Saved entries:
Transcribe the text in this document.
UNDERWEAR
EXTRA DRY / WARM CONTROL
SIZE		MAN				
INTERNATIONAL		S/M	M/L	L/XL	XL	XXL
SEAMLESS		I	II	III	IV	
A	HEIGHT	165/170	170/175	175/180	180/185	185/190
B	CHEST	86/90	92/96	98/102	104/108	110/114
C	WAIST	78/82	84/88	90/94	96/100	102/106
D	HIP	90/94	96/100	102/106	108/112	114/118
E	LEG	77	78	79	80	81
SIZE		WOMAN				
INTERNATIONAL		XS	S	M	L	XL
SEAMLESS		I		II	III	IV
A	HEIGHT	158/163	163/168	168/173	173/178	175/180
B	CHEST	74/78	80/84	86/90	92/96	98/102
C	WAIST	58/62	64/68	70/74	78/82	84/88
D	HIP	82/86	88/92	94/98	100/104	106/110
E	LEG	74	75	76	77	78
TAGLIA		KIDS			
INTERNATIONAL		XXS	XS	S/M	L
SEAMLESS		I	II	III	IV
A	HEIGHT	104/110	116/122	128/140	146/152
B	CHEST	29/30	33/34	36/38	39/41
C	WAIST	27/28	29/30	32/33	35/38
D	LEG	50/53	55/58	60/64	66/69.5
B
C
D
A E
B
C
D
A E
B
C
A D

Aim: Your task is to quote the listing above word for word.

Exercise result:
Transcribe the text in this document.
UNDERWEAR
EXTRA DRY / WARM CONTROL
SIZE		MAN				
INTERNATIONAL		S/M	M/L	L/XL	XL	XXL
SEAMLESS		I	II	III	IV	
A	HEIGHT	165/170	170/175	175/180	180/185	185/190
B	CHEST	86/90	92/96	98/102	104/108	110/114
C	WAIST	78/82	84/88	90/94	96/100	102/106
D	HIP	90/94	96/100	102/106	108/112	114/118
E	LEG	77	78	79	80	81
SIZE		WOMAN				
INTERNATIONAL		XS	S	M	L	XL
SEAMLESS		I		II	III	IV
A	HEIGHT	158/163	163/168	168/173	173/178	175/180
B	CHEST	74/78	80/84	86/90	92/96	98/102
C	WAIST	58/62	64/68	70/74	78/82	84/88
D	HIP	82/86	88/92	94/98	100/104	106/110
E	LEG	74	75	76	77	78
TAGLIA		KIDS			
INTERNATIONAL		XXS	XS	S/M	L
SEAMLESS		I	II	III	IV
A	HEIGHT	104/110	116/122	128/140	146/152
B	CHEST	29/30	33/34	36/38	39/41
C	WAIST	27/28	29/30	32/33	35/38
D	LEG	50/53	55/58	60/64	66/69.5
B
C
D
A E
B
C
D
A E
B
C
A D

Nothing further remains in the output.